- _Task requirements_:
Gather from the material every line that contains the string "into".
********
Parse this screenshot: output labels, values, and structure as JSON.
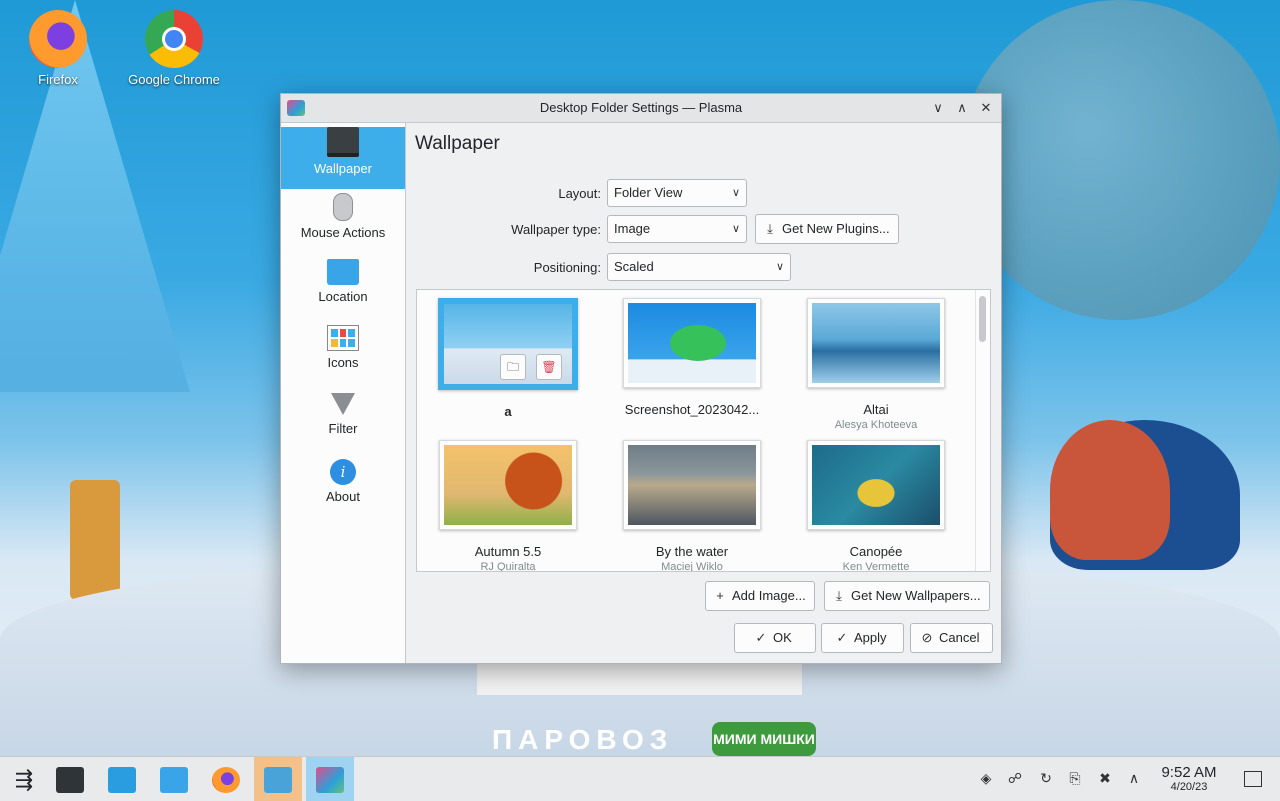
{
  "desktop": {
    "icons": [
      {
        "label": "Firefox",
        "icon": "firefox-icon"
      },
      {
        "label": "Google Chrome",
        "icon": "chrome-icon"
      }
    ],
    "wallpaper_text": "ПАРОВОЗ",
    "wallpaper_logo": "МИМИ МИШКИ"
  },
  "dialog": {
    "title": "Desktop Folder Settings — Plasma",
    "titlebar_buttons": {
      "minimize": "∨",
      "maximize": "∧",
      "close": "✕"
    },
    "sidebar": [
      {
        "label": "Wallpaper",
        "icon": "monitor-icon",
        "active": true
      },
      {
        "label": "Mouse Actions",
        "icon": "mouse-icon"
      },
      {
        "label": "Location",
        "icon": "folder-icon"
      },
      {
        "label": "Icons",
        "icon": "icons-grid-icon"
      },
      {
        "label": "Filter",
        "icon": "filter-icon"
      },
      {
        "label": "About",
        "icon": "info-icon"
      }
    ],
    "page_title": "Wallpaper",
    "layout": {
      "label": "Layout:",
      "value": "Folder View"
    },
    "wallpaper_type": {
      "label": "Wallpaper type:",
      "value": "Image"
    },
    "get_new_plugins": "Get New Plugins...",
    "positioning": {
      "label": "Positioning:",
      "value": "Scaled"
    },
    "wallpapers": [
      {
        "name": "a",
        "author": "",
        "selected": true
      },
      {
        "name": "Screenshot_2023042...",
        "author": ""
      },
      {
        "name": "Altai",
        "author": "Alesya Khoteeva"
      },
      {
        "name": "Autumn 5.5",
        "author": "RJ Quiralta"
      },
      {
        "name": "By the water",
        "author": "Maciej Wiklo"
      },
      {
        "name": "Canopée",
        "author": "Ken Vermette"
      }
    ],
    "add_image": "Add Image...",
    "get_new_wallpapers": "Get New Wallpapers...",
    "ok": "OK",
    "apply": "Apply",
    "cancel": "Cancel"
  },
  "taskbar": {
    "items": [
      "application-launcher-icon",
      "system-settings-icon",
      "discover-store-icon",
      "dolphin-files-icon",
      "firefox-icon",
      "kinfocenter-icon",
      "plasma-settings-icon"
    ],
    "tray": [
      "vault-icon",
      "kde-connect-icon",
      "updates-icon",
      "clipboard-icon",
      "volume-muted-icon",
      "expand-tray-icon"
    ],
    "time": "9:52 AM",
    "date": "4/20/23"
  },
  "colors": {
    "accent": "#3daee9",
    "window_bg": "#eff0f1",
    "taskbar_bg": "#e9eaec"
  }
}
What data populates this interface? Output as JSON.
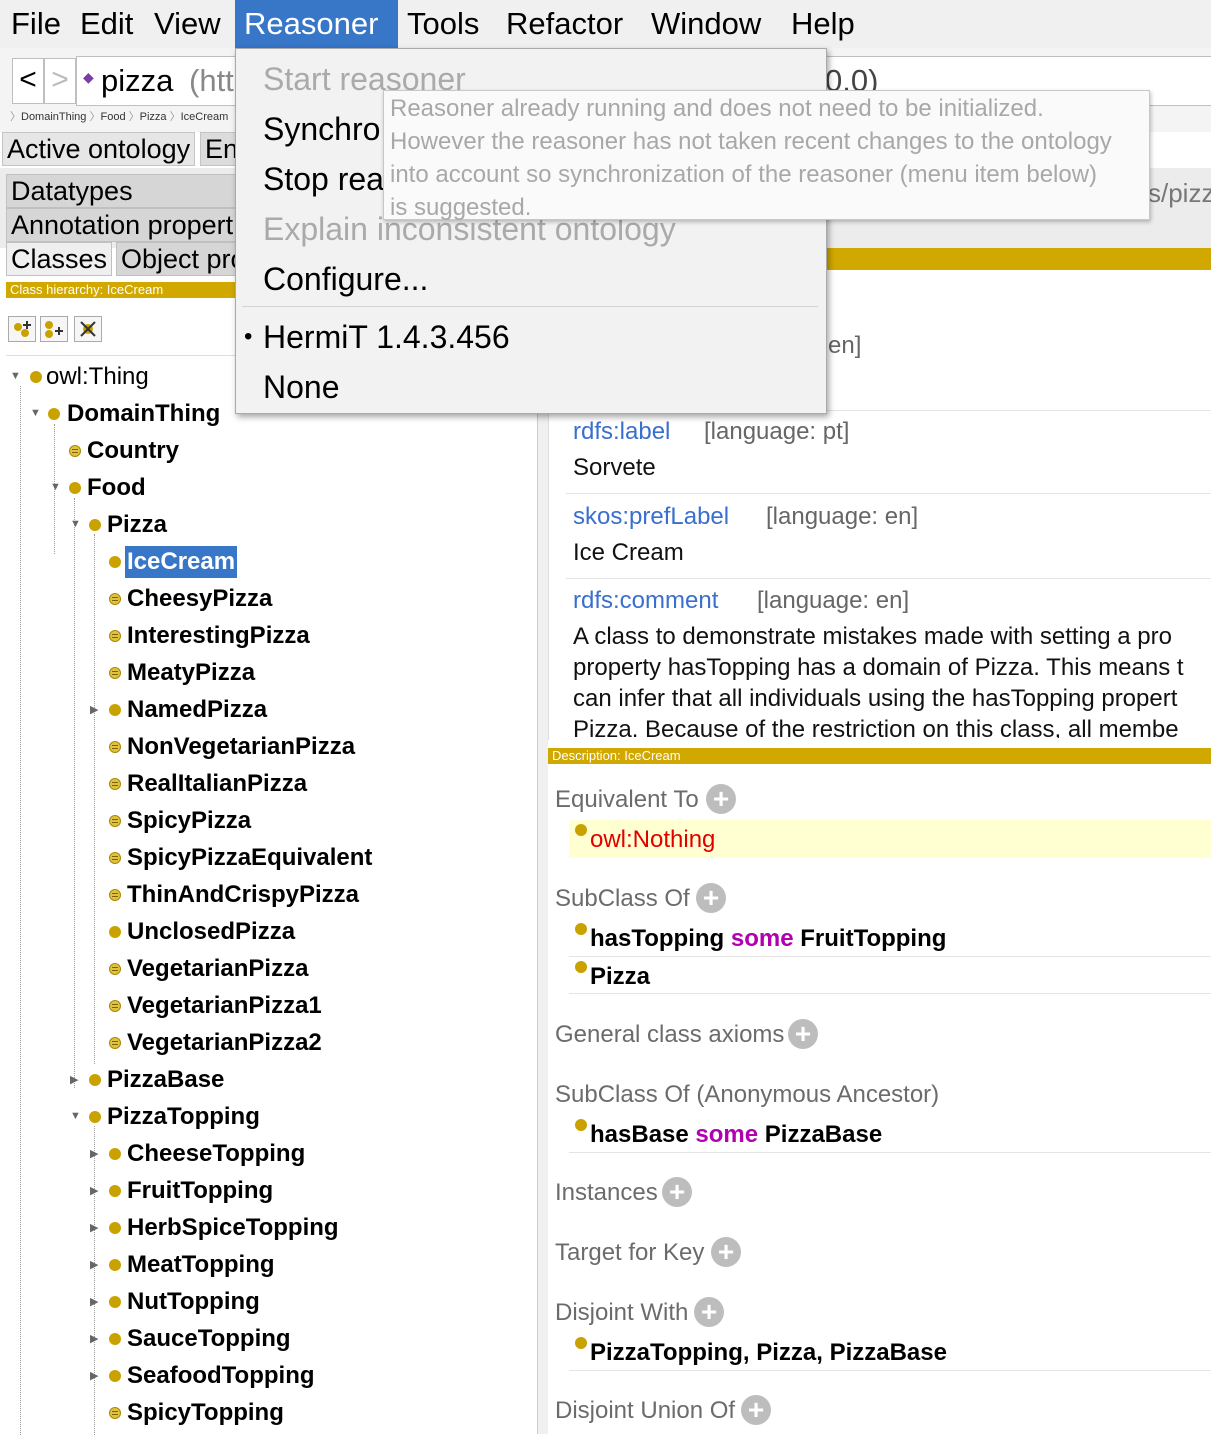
{
  "menubar": {
    "items": [
      "File",
      "Edit",
      "View",
      "Reasoner",
      "Tools",
      "Refactor",
      "Window",
      "Help"
    ],
    "active": "Reasoner"
  },
  "toolbar": {
    "back": "<",
    "forward": ">",
    "ontology_name": "pizza",
    "ontology_iri_fragment": "(htt",
    "version_fragment": "0.0)",
    "right_iri_fragment": "s/pizz"
  },
  "breadcrumb": [
    "DomainThing",
    "Food",
    "Pizza",
    "IceCream"
  ],
  "tabs": {
    "active_ontology": "Active ontology",
    "entities_fragment": "En"
  },
  "entity_tabs": {
    "datatypes": "Datatypes",
    "annotation_properties": "Annotation propert",
    "classes": "Classes",
    "object_properties": "Object pro"
  },
  "hierarchy": {
    "header": "Class hierarchy: IceCream",
    "tree": [
      {
        "label": "owl:Thing"
      },
      {
        "label": "DomainThing"
      },
      {
        "label": "Country"
      },
      {
        "label": "Food"
      },
      {
        "label": "Pizza"
      },
      {
        "label": "IceCream"
      },
      {
        "label": "CheesyPizza"
      },
      {
        "label": "InterestingPizza"
      },
      {
        "label": "MeatyPizza"
      },
      {
        "label": "NamedPizza"
      },
      {
        "label": "NonVegetarianPizza"
      },
      {
        "label": "RealItalianPizza"
      },
      {
        "label": "SpicyPizza"
      },
      {
        "label": "SpicyPizzaEquivalent"
      },
      {
        "label": "ThinAndCrispyPizza"
      },
      {
        "label": "UnclosedPizza"
      },
      {
        "label": "VegetarianPizza"
      },
      {
        "label": "VegetarianPizza1"
      },
      {
        "label": "VegetarianPizza2"
      },
      {
        "label": "PizzaBase"
      },
      {
        "label": "PizzaTopping"
      },
      {
        "label": "CheeseTopping"
      },
      {
        "label": "FruitTopping"
      },
      {
        "label": "HerbSpiceTopping"
      },
      {
        "label": "MeatTopping"
      },
      {
        "label": "NutTopping"
      },
      {
        "label": "SauceTopping"
      },
      {
        "label": "SeafoodTopping"
      },
      {
        "label": "SpicyTopping"
      }
    ]
  },
  "annotations": {
    "partial_lang": "en]",
    "items": [
      {
        "property": "rdfs:label",
        "lang": "[language: pt]",
        "value": "Sorvete"
      },
      {
        "property": "skos:prefLabel",
        "lang": "[language: en]",
        "value": "Ice Cream"
      },
      {
        "property": "rdfs:comment",
        "lang": "[language: en]",
        "value_lines": [
          "A class to demonstrate mistakes made with setting a pro",
          "property hasTopping has a domain of Pizza. This means t",
          "can infer that all individuals using the hasTopping propert",
          "Pizza. Because of the restriction on this class, all membe"
        ]
      }
    ]
  },
  "description": {
    "header": "Description: IceCream",
    "sections": {
      "equivalent_to": {
        "title": "Equivalent To",
        "items": [
          "owl:Nothing"
        ]
      },
      "subclass_of": {
        "title": "SubClass Of",
        "items": [
          {
            "prop": "hasTopping",
            "kw": "some",
            "filler": "FruitTopping"
          },
          {
            "prop": "Pizza",
            "kw": "",
            "filler": ""
          }
        ]
      },
      "general_axioms": {
        "title": "General class axioms"
      },
      "anon_ancestor": {
        "title": "SubClass Of (Anonymous Ancestor)",
        "items": [
          {
            "prop": "hasBase",
            "kw": "some",
            "filler": "PizzaBase"
          }
        ]
      },
      "instances": {
        "title": "Instances"
      },
      "target_for_key": {
        "title": "Target for Key"
      },
      "disjoint_with": {
        "title": "Disjoint With",
        "items": [
          "PizzaTopping, Pizza, PizzaBase"
        ]
      },
      "disjoint_union": {
        "title": "Disjoint Union Of"
      }
    }
  },
  "reasoner_menu": {
    "items": [
      {
        "label": "Start reasoner",
        "enabled": false
      },
      {
        "label": "Synchro",
        "enabled": true
      },
      {
        "label": "Stop rea",
        "enabled": true
      },
      {
        "label": "Explain inconsistent ontology",
        "enabled": false
      },
      {
        "label": "Configure...",
        "enabled": true
      },
      {
        "label": "HermiT 1.4.3.456",
        "enabled": true,
        "selected": true
      },
      {
        "label": "None",
        "enabled": true
      }
    ],
    "tooltip_lines": [
      "Reasoner already running and does not need to be initialized.",
      "However the reasoner has not taken recent changes to the ontology",
      "into account so synchronization of the reasoner (menu item below)",
      "is suggested."
    ]
  },
  "colors": {
    "accent": "#3876c8",
    "gold": "#d1a800",
    "annotation_link": "#3a6fcf",
    "keyword": "#b000b0",
    "inconsistent": "#e00000"
  }
}
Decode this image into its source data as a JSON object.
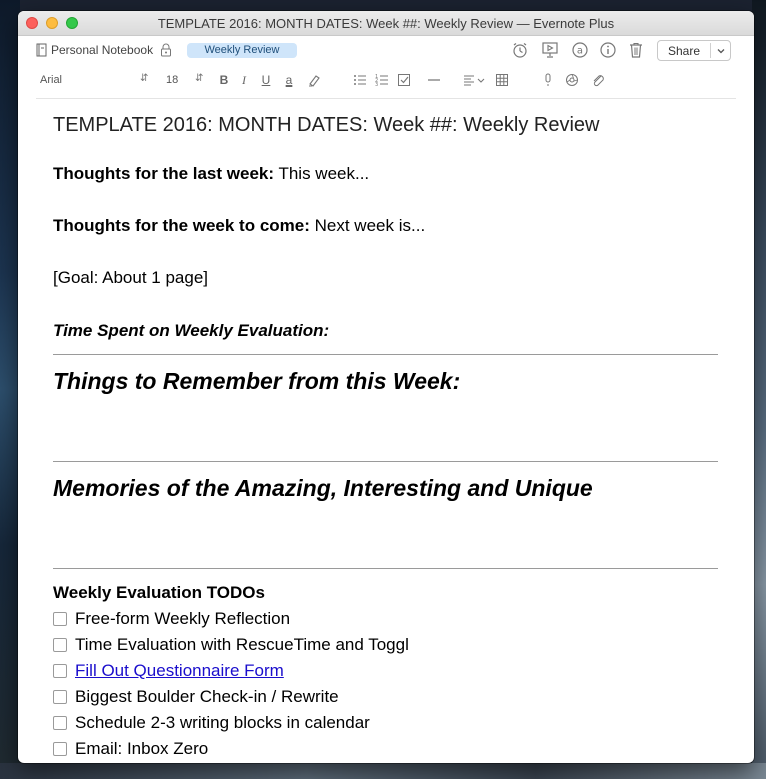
{
  "window": {
    "title": "TEMPLATE 2016: MONTH DATES: Week ##: Weekly Review — Evernote Plus"
  },
  "notebar": {
    "notebook": "Personal Notebook",
    "tag": "Weekly Review",
    "share_label": "Share"
  },
  "formatbar": {
    "font": "Arial",
    "size": "18",
    "bold": "B",
    "italic": "I",
    "underline": "U",
    "text_color": "a"
  },
  "note": {
    "title": "TEMPLATE 2016: MONTH DATES: Week ##: Weekly Review",
    "thoughts_last_label": "Thoughts for the last week:",
    "thoughts_last_text": " This week...",
    "thoughts_next_label": "Thoughts for the week to come:",
    "thoughts_next_text": " Next week is...",
    "goal": "[Goal: About 1 page]",
    "time_spent": "Time Spent on Weekly Evaluation:",
    "heading_remember": "Things to Remember from this Week:",
    "heading_memories": "Memories of the Amazing, Interesting and Unique",
    "todos_heading": "Weekly Evaluation TODOs",
    "todos": [
      {
        "label": "Free-form Weekly Reflection",
        "checked": false,
        "link": false
      },
      {
        "label": "Time Evaluation with RescueTime and Toggl",
        "checked": false,
        "link": false
      },
      {
        "label": "Fill Out Questionnaire Form",
        "checked": false,
        "link": true
      },
      {
        "label": "Biggest Boulder Check-in / Rewrite",
        "checked": false,
        "link": false
      },
      {
        "label": "Schedule 2-3 writing blocks in calendar",
        "checked": false,
        "link": false
      },
      {
        "label": "Email: Inbox Zero",
        "checked": false,
        "link": false
      }
    ]
  },
  "colors": {
    "tag_bg": "#cfe5fa",
    "link": "#1a0dcc"
  }
}
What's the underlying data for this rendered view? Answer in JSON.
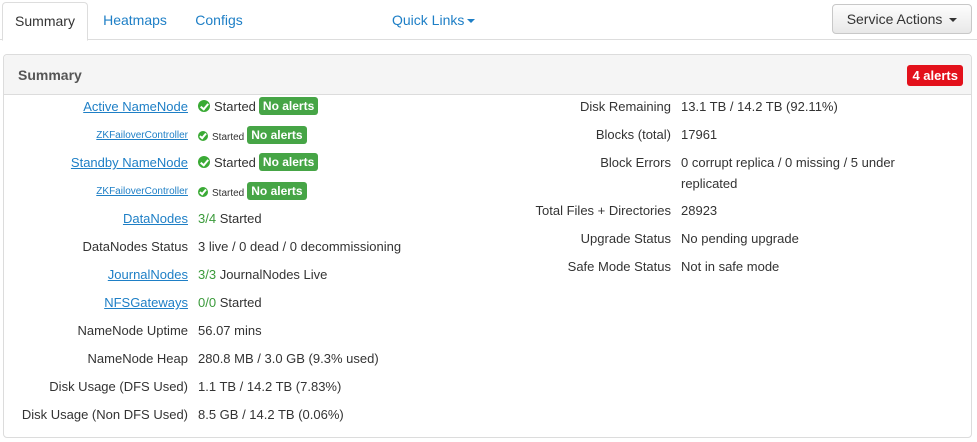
{
  "tabs": [
    {
      "label": "Summary"
    },
    {
      "label": "Heatmaps"
    },
    {
      "label": "Configs"
    }
  ],
  "quick_links": "Quick Links",
  "service_actions": "Service Actions",
  "panel": {
    "title": "Summary",
    "alerts": "4 alerts"
  },
  "left": {
    "active_namenode": {
      "label": "Active NameNode",
      "status": "Started",
      "badge": "No alerts"
    },
    "zkfc1": {
      "label": "ZKFailoverController",
      "status": "Started",
      "badge": "No alerts"
    },
    "standby_namenode": {
      "label": "Standby NameNode",
      "status": "Started",
      "badge": "No alerts"
    },
    "zkfc2": {
      "label": "ZKFailoverController",
      "status": "Started",
      "badge": "No alerts"
    },
    "datanodes": {
      "label": "DataNodes",
      "count": "3/4",
      "suffix": "Started"
    },
    "datanodes_status": {
      "label": "DataNodes Status",
      "value": "3 live / 0 dead / 0 decommissioning"
    },
    "journalnodes": {
      "label": "JournalNodes",
      "count": "3/3",
      "suffix": "JournalNodes Live"
    },
    "nfsgateways": {
      "label": "NFSGateways",
      "count": "0/0",
      "suffix": "Started"
    },
    "namenode_uptime": {
      "label": "NameNode Uptime",
      "value": "56.07 mins"
    },
    "namenode_heap": {
      "label": "NameNode Heap",
      "value": "280.8 MB / 3.0 GB (9.3% used)"
    },
    "disk_usage_dfs": {
      "label": "Disk Usage (DFS Used)",
      "value": "1.1 TB / 14.2 TB (7.83%)"
    },
    "disk_usage_non_dfs": {
      "label": "Disk Usage (Non DFS Used)",
      "value": "8.5 GB / 14.2 TB (0.06%)"
    }
  },
  "right": {
    "disk_remaining": {
      "label": "Disk Remaining",
      "value": "13.1 TB / 14.2 TB (92.11%)"
    },
    "blocks_total": {
      "label": "Blocks (total)",
      "value": "17961"
    },
    "block_errors": {
      "label": "Block Errors",
      "value_line1": "0 corrupt replica / 0 missing / 5 under",
      "value_line2": "replicated"
    },
    "total_files": {
      "label": "Total Files + Directories",
      "value": "28923"
    },
    "upgrade_status": {
      "label": "Upgrade Status",
      "value": "No pending upgrade"
    },
    "safe_mode": {
      "label": "Safe Mode Status",
      "value": "Not in safe mode"
    }
  }
}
********
- _Response_:
      "into account so synchronization of the reasoner (menu item below)",
Decode this image into its source data as a JSON object.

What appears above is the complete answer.